To do:
In the records that follow, locate every line with "author" and extract it.

Data for processing:

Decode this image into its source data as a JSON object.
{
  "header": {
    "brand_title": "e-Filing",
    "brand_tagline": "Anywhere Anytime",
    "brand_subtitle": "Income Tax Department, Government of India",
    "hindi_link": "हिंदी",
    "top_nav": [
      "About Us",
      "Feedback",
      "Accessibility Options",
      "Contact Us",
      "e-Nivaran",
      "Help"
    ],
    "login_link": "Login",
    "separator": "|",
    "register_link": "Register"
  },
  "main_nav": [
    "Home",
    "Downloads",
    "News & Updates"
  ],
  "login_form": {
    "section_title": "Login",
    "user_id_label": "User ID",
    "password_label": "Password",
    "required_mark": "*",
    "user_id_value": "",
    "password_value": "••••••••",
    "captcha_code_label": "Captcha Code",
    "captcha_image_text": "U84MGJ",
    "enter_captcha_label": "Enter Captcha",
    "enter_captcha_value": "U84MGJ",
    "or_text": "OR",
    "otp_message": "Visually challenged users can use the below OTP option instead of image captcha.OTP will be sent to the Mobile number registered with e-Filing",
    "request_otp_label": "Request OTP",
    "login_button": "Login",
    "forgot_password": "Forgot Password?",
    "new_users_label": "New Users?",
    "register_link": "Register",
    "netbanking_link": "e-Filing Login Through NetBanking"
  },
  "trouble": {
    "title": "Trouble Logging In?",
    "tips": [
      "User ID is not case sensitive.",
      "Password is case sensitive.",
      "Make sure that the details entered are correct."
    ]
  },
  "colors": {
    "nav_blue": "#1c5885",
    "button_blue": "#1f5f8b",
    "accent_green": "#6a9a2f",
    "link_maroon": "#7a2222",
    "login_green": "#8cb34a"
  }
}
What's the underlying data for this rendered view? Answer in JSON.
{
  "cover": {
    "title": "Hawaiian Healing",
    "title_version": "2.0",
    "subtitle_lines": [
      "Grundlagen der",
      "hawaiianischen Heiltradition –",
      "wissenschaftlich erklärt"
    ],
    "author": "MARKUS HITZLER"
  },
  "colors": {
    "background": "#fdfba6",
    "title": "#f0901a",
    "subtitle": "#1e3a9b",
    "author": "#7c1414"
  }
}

Task output:
    "author": "MARKUS HITZLER"
    "author": "#7c1414"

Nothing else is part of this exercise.